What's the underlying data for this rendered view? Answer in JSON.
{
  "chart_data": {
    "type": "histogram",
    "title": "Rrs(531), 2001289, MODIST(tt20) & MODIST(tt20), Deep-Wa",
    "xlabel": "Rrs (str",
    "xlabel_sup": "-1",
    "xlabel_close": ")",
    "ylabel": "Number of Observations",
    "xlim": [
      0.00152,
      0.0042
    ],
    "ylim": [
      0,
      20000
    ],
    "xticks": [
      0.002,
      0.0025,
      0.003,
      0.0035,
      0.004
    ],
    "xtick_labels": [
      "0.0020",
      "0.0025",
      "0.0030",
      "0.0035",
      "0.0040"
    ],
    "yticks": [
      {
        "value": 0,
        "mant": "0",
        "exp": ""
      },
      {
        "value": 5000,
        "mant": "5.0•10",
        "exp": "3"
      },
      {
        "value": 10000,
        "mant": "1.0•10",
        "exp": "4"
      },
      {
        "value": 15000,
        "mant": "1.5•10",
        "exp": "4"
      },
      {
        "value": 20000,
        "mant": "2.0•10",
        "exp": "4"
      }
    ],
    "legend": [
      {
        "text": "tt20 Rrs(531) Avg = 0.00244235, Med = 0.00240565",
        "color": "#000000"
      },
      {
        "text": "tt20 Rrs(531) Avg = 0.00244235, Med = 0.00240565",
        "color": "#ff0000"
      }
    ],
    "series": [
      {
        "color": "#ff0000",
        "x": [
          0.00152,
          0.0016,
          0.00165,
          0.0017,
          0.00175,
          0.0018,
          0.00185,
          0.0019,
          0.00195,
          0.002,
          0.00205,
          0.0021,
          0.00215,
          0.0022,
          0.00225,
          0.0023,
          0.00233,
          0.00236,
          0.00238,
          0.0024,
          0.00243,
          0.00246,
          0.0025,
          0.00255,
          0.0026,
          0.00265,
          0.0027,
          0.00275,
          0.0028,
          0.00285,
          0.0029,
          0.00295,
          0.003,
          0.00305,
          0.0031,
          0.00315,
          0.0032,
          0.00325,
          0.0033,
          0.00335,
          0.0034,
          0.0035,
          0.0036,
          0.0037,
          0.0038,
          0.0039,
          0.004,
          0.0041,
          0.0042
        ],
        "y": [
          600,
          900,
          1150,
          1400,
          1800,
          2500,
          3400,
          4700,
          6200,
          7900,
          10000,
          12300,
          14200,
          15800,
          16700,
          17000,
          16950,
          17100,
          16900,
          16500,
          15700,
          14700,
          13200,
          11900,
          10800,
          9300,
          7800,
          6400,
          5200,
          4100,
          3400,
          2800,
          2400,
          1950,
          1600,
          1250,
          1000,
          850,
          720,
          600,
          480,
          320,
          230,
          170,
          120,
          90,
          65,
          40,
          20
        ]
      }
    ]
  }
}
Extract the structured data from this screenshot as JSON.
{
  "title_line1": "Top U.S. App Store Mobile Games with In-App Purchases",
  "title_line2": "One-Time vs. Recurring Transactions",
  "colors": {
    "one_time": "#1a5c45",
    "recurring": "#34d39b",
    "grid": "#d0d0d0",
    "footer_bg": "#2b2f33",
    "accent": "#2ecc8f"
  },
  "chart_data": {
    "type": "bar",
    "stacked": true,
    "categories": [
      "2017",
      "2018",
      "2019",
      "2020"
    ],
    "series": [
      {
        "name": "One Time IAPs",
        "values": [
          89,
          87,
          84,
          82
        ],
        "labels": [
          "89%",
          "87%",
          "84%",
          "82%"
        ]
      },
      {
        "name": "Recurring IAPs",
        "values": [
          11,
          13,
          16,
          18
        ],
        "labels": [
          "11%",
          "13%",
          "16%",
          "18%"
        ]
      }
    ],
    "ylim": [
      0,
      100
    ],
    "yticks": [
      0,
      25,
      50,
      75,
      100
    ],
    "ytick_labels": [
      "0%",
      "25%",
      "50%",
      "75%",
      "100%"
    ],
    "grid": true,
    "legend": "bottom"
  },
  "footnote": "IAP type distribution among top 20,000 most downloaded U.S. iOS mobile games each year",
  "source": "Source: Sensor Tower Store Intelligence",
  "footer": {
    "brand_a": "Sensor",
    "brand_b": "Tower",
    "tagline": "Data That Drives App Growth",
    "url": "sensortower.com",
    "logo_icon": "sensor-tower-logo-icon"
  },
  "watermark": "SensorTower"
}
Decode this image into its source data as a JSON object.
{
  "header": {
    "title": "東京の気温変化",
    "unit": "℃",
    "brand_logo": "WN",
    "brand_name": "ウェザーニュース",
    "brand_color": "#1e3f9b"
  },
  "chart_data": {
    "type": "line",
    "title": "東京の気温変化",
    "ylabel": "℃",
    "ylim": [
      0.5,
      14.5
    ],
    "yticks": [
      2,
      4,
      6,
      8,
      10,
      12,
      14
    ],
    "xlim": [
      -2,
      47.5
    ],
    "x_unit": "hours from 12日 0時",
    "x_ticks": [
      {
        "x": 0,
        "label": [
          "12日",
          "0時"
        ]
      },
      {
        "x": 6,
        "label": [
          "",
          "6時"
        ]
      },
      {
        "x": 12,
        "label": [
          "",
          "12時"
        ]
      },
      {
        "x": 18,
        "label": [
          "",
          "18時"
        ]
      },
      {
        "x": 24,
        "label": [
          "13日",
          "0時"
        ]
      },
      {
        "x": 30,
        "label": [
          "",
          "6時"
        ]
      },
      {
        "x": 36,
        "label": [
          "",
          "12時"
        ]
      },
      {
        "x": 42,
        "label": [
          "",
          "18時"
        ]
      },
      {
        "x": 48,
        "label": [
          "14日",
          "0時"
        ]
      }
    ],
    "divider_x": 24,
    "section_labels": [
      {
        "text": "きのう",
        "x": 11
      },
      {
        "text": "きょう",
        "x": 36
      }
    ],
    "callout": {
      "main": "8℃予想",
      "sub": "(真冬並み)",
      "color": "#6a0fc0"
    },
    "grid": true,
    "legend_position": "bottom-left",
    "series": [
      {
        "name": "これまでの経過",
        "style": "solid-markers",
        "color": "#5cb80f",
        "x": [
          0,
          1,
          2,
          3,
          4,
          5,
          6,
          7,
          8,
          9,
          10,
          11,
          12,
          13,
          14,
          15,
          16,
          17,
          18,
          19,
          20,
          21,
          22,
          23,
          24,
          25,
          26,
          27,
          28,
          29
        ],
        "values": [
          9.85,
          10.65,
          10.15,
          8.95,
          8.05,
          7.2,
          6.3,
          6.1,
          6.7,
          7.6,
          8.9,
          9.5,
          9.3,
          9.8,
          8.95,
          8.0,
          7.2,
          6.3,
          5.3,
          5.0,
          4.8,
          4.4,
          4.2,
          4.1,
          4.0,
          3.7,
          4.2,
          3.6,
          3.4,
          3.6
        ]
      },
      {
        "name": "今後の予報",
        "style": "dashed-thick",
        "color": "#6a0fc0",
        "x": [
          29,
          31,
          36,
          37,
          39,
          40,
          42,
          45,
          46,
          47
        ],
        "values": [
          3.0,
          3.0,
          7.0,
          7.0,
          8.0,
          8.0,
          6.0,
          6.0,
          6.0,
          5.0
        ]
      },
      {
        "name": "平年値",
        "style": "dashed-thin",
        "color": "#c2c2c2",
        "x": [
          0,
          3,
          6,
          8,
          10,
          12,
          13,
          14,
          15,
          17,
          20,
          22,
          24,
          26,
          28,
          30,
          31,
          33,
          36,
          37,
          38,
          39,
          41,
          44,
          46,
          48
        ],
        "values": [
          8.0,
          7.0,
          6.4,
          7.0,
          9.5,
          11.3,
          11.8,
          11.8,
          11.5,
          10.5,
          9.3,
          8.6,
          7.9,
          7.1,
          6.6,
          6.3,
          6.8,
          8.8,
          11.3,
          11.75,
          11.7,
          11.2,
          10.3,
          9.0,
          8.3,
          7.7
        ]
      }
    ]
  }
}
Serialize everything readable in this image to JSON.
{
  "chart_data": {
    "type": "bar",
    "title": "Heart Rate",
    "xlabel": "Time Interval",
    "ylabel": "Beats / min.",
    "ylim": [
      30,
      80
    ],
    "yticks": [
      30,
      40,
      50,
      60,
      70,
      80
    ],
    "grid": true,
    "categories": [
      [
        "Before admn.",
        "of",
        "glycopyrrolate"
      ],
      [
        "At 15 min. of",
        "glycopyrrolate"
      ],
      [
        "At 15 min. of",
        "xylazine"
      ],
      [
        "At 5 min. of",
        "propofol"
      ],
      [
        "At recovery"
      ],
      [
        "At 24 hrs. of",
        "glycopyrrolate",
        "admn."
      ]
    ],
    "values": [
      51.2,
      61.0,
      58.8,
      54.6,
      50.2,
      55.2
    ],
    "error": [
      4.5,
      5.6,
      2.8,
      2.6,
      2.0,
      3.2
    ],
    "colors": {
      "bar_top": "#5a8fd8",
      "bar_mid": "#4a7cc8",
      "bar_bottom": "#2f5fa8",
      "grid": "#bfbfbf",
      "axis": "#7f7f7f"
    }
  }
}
------------
§ Short exercise
Count the lines above that contain the word "IAPs". Give only the number.

§ Full response
2